* **Given problem**: Print all entries word for word.

* **Data shown**:
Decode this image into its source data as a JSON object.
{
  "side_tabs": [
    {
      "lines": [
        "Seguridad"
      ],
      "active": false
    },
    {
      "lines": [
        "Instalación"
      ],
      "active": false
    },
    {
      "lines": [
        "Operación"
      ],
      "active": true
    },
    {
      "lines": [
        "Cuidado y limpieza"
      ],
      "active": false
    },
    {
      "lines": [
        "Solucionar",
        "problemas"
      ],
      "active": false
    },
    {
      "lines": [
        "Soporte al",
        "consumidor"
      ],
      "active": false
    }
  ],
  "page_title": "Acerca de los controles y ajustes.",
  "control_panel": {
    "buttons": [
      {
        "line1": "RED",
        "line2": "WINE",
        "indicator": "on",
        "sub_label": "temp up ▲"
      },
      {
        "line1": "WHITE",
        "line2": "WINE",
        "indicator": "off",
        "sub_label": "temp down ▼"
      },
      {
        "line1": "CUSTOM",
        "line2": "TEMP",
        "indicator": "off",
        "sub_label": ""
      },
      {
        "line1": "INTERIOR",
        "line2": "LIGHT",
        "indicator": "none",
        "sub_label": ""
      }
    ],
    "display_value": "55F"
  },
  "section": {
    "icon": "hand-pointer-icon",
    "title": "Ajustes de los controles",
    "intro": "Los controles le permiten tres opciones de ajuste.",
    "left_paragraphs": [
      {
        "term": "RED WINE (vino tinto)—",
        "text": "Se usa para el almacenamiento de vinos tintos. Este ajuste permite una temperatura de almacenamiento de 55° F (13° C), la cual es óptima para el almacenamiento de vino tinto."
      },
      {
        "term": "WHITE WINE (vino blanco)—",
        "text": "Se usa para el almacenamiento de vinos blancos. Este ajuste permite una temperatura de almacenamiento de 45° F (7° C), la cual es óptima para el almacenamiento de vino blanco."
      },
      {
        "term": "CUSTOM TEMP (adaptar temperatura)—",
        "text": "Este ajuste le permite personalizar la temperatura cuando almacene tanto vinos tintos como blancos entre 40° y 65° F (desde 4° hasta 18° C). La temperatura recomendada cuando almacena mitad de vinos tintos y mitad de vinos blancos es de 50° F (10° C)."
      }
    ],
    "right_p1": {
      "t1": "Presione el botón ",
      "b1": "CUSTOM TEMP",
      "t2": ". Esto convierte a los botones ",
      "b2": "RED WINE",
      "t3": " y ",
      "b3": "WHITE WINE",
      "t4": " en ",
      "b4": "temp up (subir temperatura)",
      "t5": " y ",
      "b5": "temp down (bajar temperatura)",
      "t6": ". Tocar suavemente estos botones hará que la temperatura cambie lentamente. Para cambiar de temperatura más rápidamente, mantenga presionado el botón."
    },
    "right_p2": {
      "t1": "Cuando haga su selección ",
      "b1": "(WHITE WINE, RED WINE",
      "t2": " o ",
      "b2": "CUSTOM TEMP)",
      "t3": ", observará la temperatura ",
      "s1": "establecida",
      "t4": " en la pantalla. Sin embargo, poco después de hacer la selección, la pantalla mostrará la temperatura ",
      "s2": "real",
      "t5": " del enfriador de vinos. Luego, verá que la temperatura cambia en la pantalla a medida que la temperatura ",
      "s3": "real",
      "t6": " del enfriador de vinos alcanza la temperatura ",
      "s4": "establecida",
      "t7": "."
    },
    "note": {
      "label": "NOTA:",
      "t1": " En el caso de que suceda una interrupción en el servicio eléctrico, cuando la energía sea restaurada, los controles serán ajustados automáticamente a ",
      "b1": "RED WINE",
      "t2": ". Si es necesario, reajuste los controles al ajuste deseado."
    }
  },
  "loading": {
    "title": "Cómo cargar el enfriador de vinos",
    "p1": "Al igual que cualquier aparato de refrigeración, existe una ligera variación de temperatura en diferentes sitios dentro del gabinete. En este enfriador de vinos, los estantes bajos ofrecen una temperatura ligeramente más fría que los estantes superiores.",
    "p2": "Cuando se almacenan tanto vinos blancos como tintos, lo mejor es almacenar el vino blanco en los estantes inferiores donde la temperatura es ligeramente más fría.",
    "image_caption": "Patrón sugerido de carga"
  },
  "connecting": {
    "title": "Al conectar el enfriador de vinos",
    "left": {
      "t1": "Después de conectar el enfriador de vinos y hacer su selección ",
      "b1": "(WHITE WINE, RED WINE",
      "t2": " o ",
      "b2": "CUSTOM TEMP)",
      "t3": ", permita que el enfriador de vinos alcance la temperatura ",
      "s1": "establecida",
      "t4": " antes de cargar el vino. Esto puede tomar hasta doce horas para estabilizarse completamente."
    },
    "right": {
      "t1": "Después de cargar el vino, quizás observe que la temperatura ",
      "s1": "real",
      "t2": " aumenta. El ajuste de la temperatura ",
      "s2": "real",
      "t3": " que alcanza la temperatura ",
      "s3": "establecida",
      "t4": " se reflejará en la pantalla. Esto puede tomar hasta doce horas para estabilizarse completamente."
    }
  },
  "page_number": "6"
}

* **Answer for the task**:
Decode this image into its source data as a JSON object.
{
  "side_tabs": [
    {
      "lines": [
        "Seguridad"
      ],
      "active": false
    },
    {
      "lines": [
        "Instalación"
      ],
      "active": false
    },
    {
      "lines": [
        "Operación"
      ],
      "active": true
    },
    {
      "lines": [
        "Cuidado y limpieza"
      ],
      "active": false
    },
    {
      "lines": [
        "Solucionar",
        "problemas"
      ],
      "active": false
    },
    {
      "lines": [
        "Soporte al",
        "consumidor"
      ],
      "active": false
    }
  ],
  "page_title": "Acerca de los controles y ajustes.",
  "control_panel": {
    "buttons": [
      {
        "line1": "RED",
        "line2": "WINE",
        "indicator": "on",
        "sub_label": "temp up ▲"
      },
      {
        "line1": "WHITE",
        "line2": "WINE",
        "indicator": "off",
        "sub_label": "temp down ▼"
      },
      {
        "line1": "CUSTOM",
        "line2": "TEMP",
        "indicator": "off",
        "sub_label": ""
      },
      {
        "line1": "INTERIOR",
        "line2": "LIGHT",
        "indicator": "none",
        "sub_label": ""
      }
    ],
    "display_value": "55F"
  },
  "section": {
    "icon": "hand-pointer-icon",
    "title": "Ajustes de los controles",
    "intro": "Los controles le permiten tres opciones de ajuste.",
    "left_paragraphs": [
      {
        "term": "RED WINE (vino tinto)—",
        "text": "Se usa para el almacenamiento de vinos tintos. Este ajuste permite una temperatura de almacenamiento de 55° F (13° C), la cual es óptima para el almacenamiento de vino tinto."
      },
      {
        "term": "WHITE WINE (vino blanco)—",
        "text": "Se usa para el almacenamiento de vinos blancos. Este ajuste permite una temperatura de almacenamiento de 45° F (7° C), la cual es óptima para el almacenamiento de vino blanco."
      },
      {
        "term": "CUSTOM TEMP (adaptar temperatura)—",
        "text": "Este ajuste le permite personalizar la temperatura cuando almacene tanto vinos tintos como blancos entre 40° y 65° F (desde 4° hasta 18° C). La temperatura recomendada cuando almacena mitad de vinos tintos y mitad de vinos blancos es de 50° F (10° C)."
      }
    ],
    "right_p1": {
      "t1": "Presione el botón ",
      "b1": "CUSTOM TEMP",
      "t2": ". Esto convierte a los botones ",
      "b2": "RED WINE",
      "t3": " y ",
      "b3": "WHITE WINE",
      "t4": " en ",
      "b4": "temp up (subir temperatura)",
      "t5": " y ",
      "b5": "temp down (bajar temperatura)",
      "t6": ". Tocar suavemente estos botones hará que la temperatura cambie lentamente. Para cambiar de temperatura más rápidamente, mantenga presionado el botón."
    },
    "right_p2": {
      "t1": "Cuando haga su selección ",
      "b1": "(WHITE WINE, RED WINE",
      "t2": " o ",
      "b2": "CUSTOM TEMP)",
      "t3": ", observará la temperatura ",
      "s1": "establecida",
      "t4": " en la pantalla. Sin embargo, poco después de hacer la selección, la pantalla mostrará la temperatura ",
      "s2": "real",
      "t5": " del enfriador de vinos. Luego, verá que la temperatura cambia en la pantalla a medida que la temperatura ",
      "s3": "real",
      "t6": " del enfriador de vinos alcanza la temperatura ",
      "s4": "establecida",
      "t7": "."
    },
    "note": {
      "label": "NOTA:",
      "t1": " En el caso de que suceda una interrupción en el servicio eléctrico, cuando la energía sea restaurada, los controles serán ajustados automáticamente a ",
      "b1": "RED WINE",
      "t2": ". Si es necesario, reajuste los controles al ajuste deseado."
    }
  },
  "loading": {
    "title": "Cómo cargar el enfriador de vinos",
    "p1": "Al igual que cualquier aparato de refrigeración, existe una ligera variación de temperatura en diferentes sitios dentro del gabinete. En este enfriador de vinos, los estantes bajos ofrecen una temperatura ligeramente más fría que los estantes superiores.",
    "p2": "Cuando se almacenan tanto vinos blancos como tintos, lo mejor es almacenar el vino blanco en los estantes inferiores donde la temperatura es ligeramente más fría.",
    "image_caption": "Patrón sugerido de carga"
  },
  "connecting": {
    "title": "Al conectar el enfriador de vinos",
    "left": {
      "t1": "Después de conectar el enfriador de vinos y hacer su selección ",
      "b1": "(WHITE WINE, RED WINE",
      "t2": " o ",
      "b2": "CUSTOM TEMP)",
      "t3": ", permita que el enfriador de vinos alcance la temperatura ",
      "s1": "establecida",
      "t4": " antes de cargar el vino. Esto puede tomar hasta doce horas para estabilizarse completamente."
    },
    "right": {
      "t1": "Después de cargar el vino, quizás observe que la temperatura ",
      "s1": "real",
      "t2": " aumenta. El ajuste de la temperatura ",
      "s2": "real",
      "t3": " que alcanza la temperatura ",
      "s3": "establecida",
      "t4": " se reflejará en la pantalla. Esto puede tomar hasta doce horas para estabilizarse completamente."
    }
  },
  "page_number": "6"
}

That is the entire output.